>> Begin DATA RECORDS

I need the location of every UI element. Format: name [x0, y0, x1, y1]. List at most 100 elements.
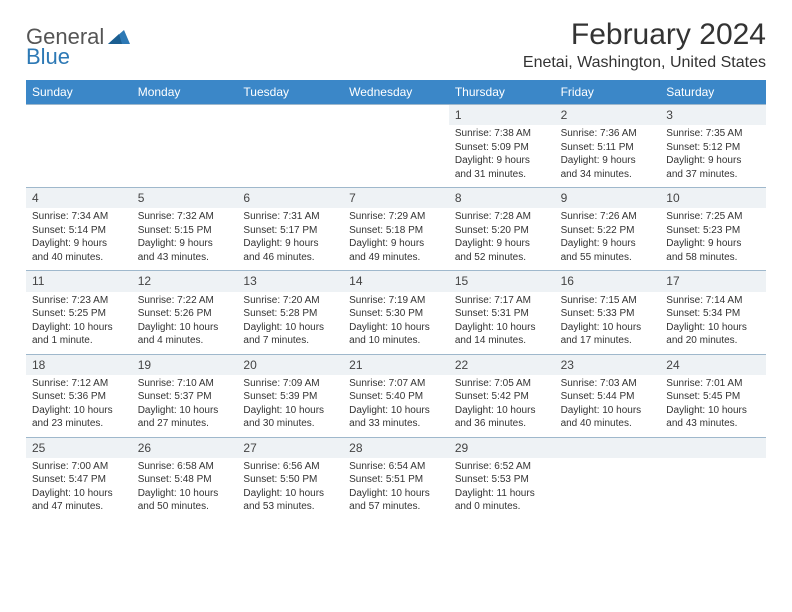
calendar-cell: 14Sunrise: 7:19 AMSunset: 5:30 PMDayligh… [343, 270, 449, 353]
sunset-text: Sunset: 5:45 PM [666, 390, 760, 404]
sunset-text: Sunset: 5:28 PM [243, 307, 337, 321]
day-number: 19 [132, 355, 238, 375]
calendar-cell: 25Sunrise: 7:00 AMSunset: 5:47 PMDayligh… [26, 437, 132, 520]
day-number: 9 [555, 188, 661, 208]
sunrise-text: Sunrise: 7:12 AM [32, 377, 126, 391]
day-number: 8 [449, 188, 555, 208]
sunrise-text: Sunrise: 7:34 AM [32, 210, 126, 224]
calendar-cell: 4Sunrise: 7:34 AMSunset: 5:14 PMDaylight… [26, 187, 132, 270]
sunset-text: Sunset: 5:23 PM [666, 224, 760, 238]
sunrise-text: Sunrise: 6:54 AM [349, 460, 443, 474]
daylight-text: Daylight: 10 hours and 57 minutes. [349, 487, 443, 514]
sunset-text: Sunset: 5:34 PM [666, 307, 760, 321]
daylight-text: Daylight: 9 hours and 52 minutes. [455, 237, 549, 264]
day-number: 12 [132, 271, 238, 291]
calendar-cell: 20Sunrise: 7:09 AMSunset: 5:39 PMDayligh… [237, 354, 343, 437]
sunset-text: Sunset: 5:51 PM [349, 473, 443, 487]
weekday-header: Monday [132, 80, 238, 104]
day-number: 10 [660, 188, 766, 208]
sunrise-text: Sunrise: 6:56 AM [243, 460, 337, 474]
sunset-text: Sunset: 5:26 PM [138, 307, 232, 321]
sunset-text: Sunset: 5:44 PM [561, 390, 655, 404]
sunset-text: Sunset: 5:14 PM [32, 224, 126, 238]
sunset-text: Sunset: 5:20 PM [455, 224, 549, 238]
day-number: 21 [343, 355, 449, 375]
sunrise-text: Sunrise: 7:10 AM [138, 377, 232, 391]
daylight-text: Daylight: 9 hours and 31 minutes. [455, 154, 549, 181]
sunrise-text: Sunrise: 7:14 AM [666, 294, 760, 308]
sunrise-text: Sunrise: 7:36 AM [561, 127, 655, 141]
sunrise-text: Sunrise: 6:52 AM [455, 460, 549, 474]
day-number: 6 [237, 188, 343, 208]
day-number: 18 [26, 355, 132, 375]
daylight-text: Daylight: 10 hours and 1 minute. [32, 321, 126, 348]
sunset-text: Sunset: 5:31 PM [455, 307, 549, 321]
sunset-text: Sunset: 5:50 PM [243, 473, 337, 487]
day-number: 14 [343, 271, 449, 291]
sunset-text: Sunset: 5:37 PM [138, 390, 232, 404]
day-number: 22 [449, 355, 555, 375]
sunrise-text: Sunrise: 7:07 AM [349, 377, 443, 391]
sunset-text: Sunset: 5:53 PM [455, 473, 549, 487]
sunset-text: Sunset: 5:39 PM [243, 390, 337, 404]
sunrise-text: Sunrise: 6:58 AM [138, 460, 232, 474]
day-number [555, 438, 661, 458]
calendar-cell [237, 104, 343, 187]
calendar-cell [132, 104, 238, 187]
calendar-cell: 21Sunrise: 7:07 AMSunset: 5:40 PMDayligh… [343, 354, 449, 437]
brand-triangle-icon [108, 24, 130, 50]
day-number: 11 [26, 271, 132, 291]
calendar-cell: 6Sunrise: 7:31 AMSunset: 5:17 PMDaylight… [237, 187, 343, 270]
day-number: 24 [660, 355, 766, 375]
calendar-cell: 1Sunrise: 7:38 AMSunset: 5:09 PMDaylight… [449, 104, 555, 187]
calendar-cell: 15Sunrise: 7:17 AMSunset: 5:31 PMDayligh… [449, 270, 555, 353]
daylight-text: Daylight: 9 hours and 58 minutes. [666, 237, 760, 264]
sunrise-text: Sunrise: 7:19 AM [349, 294, 443, 308]
weekday-header: Saturday [660, 80, 766, 104]
calendar-cell: 10Sunrise: 7:25 AMSunset: 5:23 PMDayligh… [660, 187, 766, 270]
sunrise-text: Sunrise: 7:32 AM [138, 210, 232, 224]
daylight-text: Daylight: 10 hours and 4 minutes. [138, 321, 232, 348]
calendar-cell: 5 Sunrise: 7:32 AMSunset: 5:15 PMDaylight… [132, 187, 238, 270]
daylight-text: Daylight: 10 hours and 50 minutes. [138, 487, 232, 514]
sunrise-text: Sunrise: 7:28 AM [455, 210, 549, 224]
calendar-cell: 22Sunrise: 7:05 AMSunset: 5:42 PMDayligh… [449, 354, 555, 437]
daylight-text: Daylight: 9 hours and 43 minutes. [138, 237, 232, 264]
daylight-text: Daylight: 9 hours and 34 minutes. [561, 154, 655, 181]
sunrise-text: Sunrise: 7:20 AM [243, 294, 337, 308]
day-number [660, 438, 766, 458]
calendar-cell: 3Sunrise: 7:35 AMSunset: 5:12 PMDaylight… [660, 104, 766, 187]
calendar-cell [26, 104, 132, 187]
sunset-text: Sunset: 5:42 PM [455, 390, 549, 404]
day-number: 13 [237, 271, 343, 291]
sunrise-text: Sunrise: 7:17 AM [455, 294, 549, 308]
calendar-cell: 29Sunrise: 6:52 AMSunset: 5:53 PMDayligh… [449, 437, 555, 520]
calendar-cell: 8 Sunrise: 7:28 AMSunset: 5:20 PMDaylight… [449, 187, 555, 270]
day-number: 27 [237, 438, 343, 458]
day-number: 20 [237, 355, 343, 375]
day-number: 25 [26, 438, 132, 458]
brand-part2: Blue [26, 44, 70, 70]
day-number: 5 [132, 188, 238, 208]
day-number: 28 [343, 438, 449, 458]
sunrise-text: Sunrise: 7:31 AM [243, 210, 337, 224]
daylight-text: Daylight: 9 hours and 37 minutes. [666, 154, 760, 181]
day-number: 15 [449, 271, 555, 291]
sunset-text: Sunset: 5:15 PM [138, 224, 232, 238]
daylight-text: Daylight: 10 hours and 30 minutes. [243, 404, 337, 431]
header: General February 2024 Enetai, Washington… [26, 18, 766, 78]
day-number: 29 [449, 438, 555, 458]
day-number: 16 [555, 271, 661, 291]
daylight-text: Daylight: 10 hours and 7 minutes. [243, 321, 337, 348]
sunrise-text: Sunrise: 7:05 AM [455, 377, 549, 391]
sunset-text: Sunset: 5:18 PM [349, 224, 443, 238]
daylight-text: Daylight: 10 hours and 10 minutes. [349, 321, 443, 348]
day-number: 2 [555, 105, 661, 125]
sunrise-text: Sunrise: 7:22 AM [138, 294, 232, 308]
calendar-grid: SundayMondayTuesdayWednesdayThursdayFrid… [26, 80, 766, 520]
sunrise-text: Sunrise: 7:03 AM [561, 377, 655, 391]
sunrise-text: Sunrise: 7:23 AM [32, 294, 126, 308]
sunset-text: Sunset: 5:12 PM [666, 141, 760, 155]
day-number: 3 [660, 105, 766, 125]
sunset-text: Sunset: 5:25 PM [32, 307, 126, 321]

>> End DATA RECORDS

• PROBLEM REQUIREMENTS: Starting at the line that contains "calendar-cell: 14Sunrise: 7:19" and ending at the line that contains "calendar-cell: 4Sunrise: 7:34", rewrite those lines with "day-number" swapped for "date-number" and everything else left unchanged.

• THE RESULT:
calendar-cell: 14Sunrise: 7:19 AMSunset: 5:30 PMDayligh… [343, 270, 449, 353]
sunset-text: Sunset: 5:45 PM [666, 390, 760, 404]
sunset-text: Sunset: 5:28 PM [243, 307, 337, 321]
date-number: 19 [132, 355, 238, 375]
calendar-cell: 25Sunrise: 7:00 AMSunset: 5:47 PMDayligh… [26, 437, 132, 520]
date-number: 9 [555, 188, 661, 208]
sunrise-text: Sunrise: 7:12 AM [32, 377, 126, 391]
date-number: 8 [449, 188, 555, 208]
sunrise-text: Sunrise: 7:34 AM [32, 210, 126, 224]
calendar-cell: 4Sunrise: 7:34 AMSunset: 5:14 PMDaylight… [26, 187, 132, 270]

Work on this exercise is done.